● **EXERCISE BRIEF**: Reproduce every record below exactly as written, leaving out any pictures.

Begin EXTRACTED INFORMATION

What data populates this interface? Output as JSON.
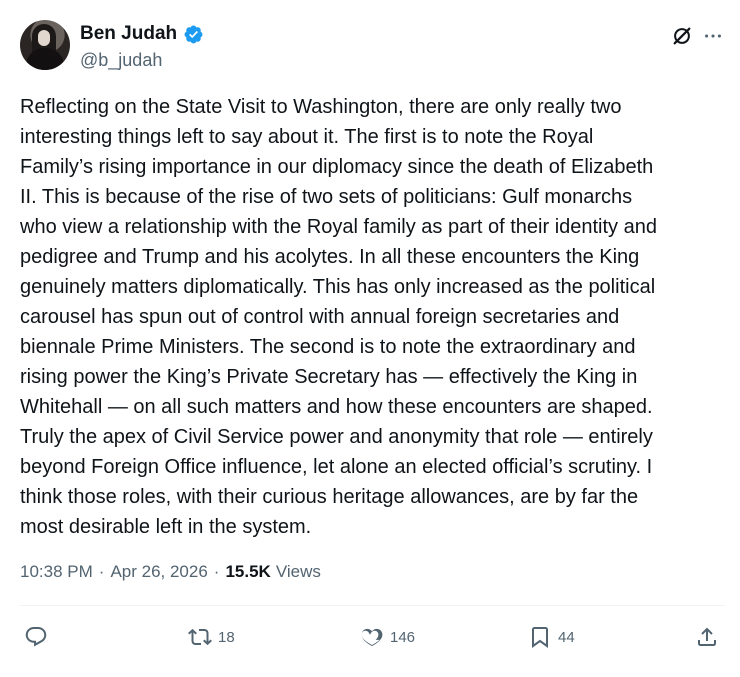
{
  "author": {
    "display_name": "Ben Judah",
    "handle": "@b_judah",
    "verified": true,
    "avatar_icon": "profile-photo"
  },
  "header_icons": {
    "grok": "grok-icon",
    "more": "more-icon"
  },
  "tweet": {
    "lines": [
      "Reflecting on the State Visit to Washington, there are only really two",
      "interesting things left to say about it.  The first is to note the Royal",
      "Family’s rising importance in our diplomacy since the death of Elizabeth",
      "II. This is because of the rise of two sets of politicians: Gulf monarchs",
      "who view a relationship with the Royal family as part of their identity and",
      "pedigree and Trump and his acolytes. In all these encounters the King",
      "genuinely matters diplomatically. This has only increased as the political",
      "carousel has spun out of control with annual foreign secretaries and",
      "biennale Prime Ministers. The second is to note the extraordinary and",
      "rising power the King’s Private Secretary has — effectively the King in",
      "Whitehall — on all such matters and how these encounters are shaped.",
      "Truly the apex of Civil Service power and anonymity that role — entirely",
      "beyond Foreign Office influence, let alone an elected official’s scrutiny. I",
      "think those roles, with their curious heritage allowances, are by far the",
      "most desirable left in the system."
    ]
  },
  "meta": {
    "time": "10:38 PM",
    "separator": "·",
    "date": "Apr 26, 2026",
    "views_count": "15.5K",
    "views_label": "Views"
  },
  "actions": {
    "reply_count": "",
    "retweet_count": "18",
    "like_count": "146",
    "bookmark_count": "44"
  },
  "colors": {
    "text": "#0f1419",
    "secondary": "#536471",
    "verified": "#1d9bf0",
    "divider": "#eff3f4"
  }
}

End EXTRACTED INFORMATION

● **ANSWER TO THIS TASK**:
What data populates this interface? Output as JSON.
{
  "author": {
    "display_name": "Ben Judah",
    "handle": "@b_judah",
    "verified": true,
    "avatar_icon": "profile-photo"
  },
  "header_icons": {
    "grok": "grok-icon",
    "more": "more-icon"
  },
  "tweet": {
    "lines": [
      "Reflecting on the State Visit to Washington, there are only really two",
      "interesting things left to say about it.  The first is to note the Royal",
      "Family’s rising importance in our diplomacy since the death of Elizabeth",
      "II. This is because of the rise of two sets of politicians: Gulf monarchs",
      "who view a relationship with the Royal family as part of their identity and",
      "pedigree and Trump and his acolytes. In all these encounters the King",
      "genuinely matters diplomatically. This has only increased as the political",
      "carousel has spun out of control with annual foreign secretaries and",
      "biennale Prime Ministers. The second is to note the extraordinary and",
      "rising power the King’s Private Secretary has — effectively the King in",
      "Whitehall — on all such matters and how these encounters are shaped.",
      "Truly the apex of Civil Service power and anonymity that role — entirely",
      "beyond Foreign Office influence, let alone an elected official’s scrutiny. I",
      "think those roles, with their curious heritage allowances, are by far the",
      "most desirable left in the system."
    ]
  },
  "meta": {
    "time": "10:38 PM",
    "separator": "·",
    "date": "Apr 26, 2026",
    "views_count": "15.5K",
    "views_label": "Views"
  },
  "actions": {
    "reply_count": "",
    "retweet_count": "18",
    "like_count": "146",
    "bookmark_count": "44"
  },
  "colors": {
    "text": "#0f1419",
    "secondary": "#536471",
    "verified": "#1d9bf0",
    "divider": "#eff3f4"
  }
}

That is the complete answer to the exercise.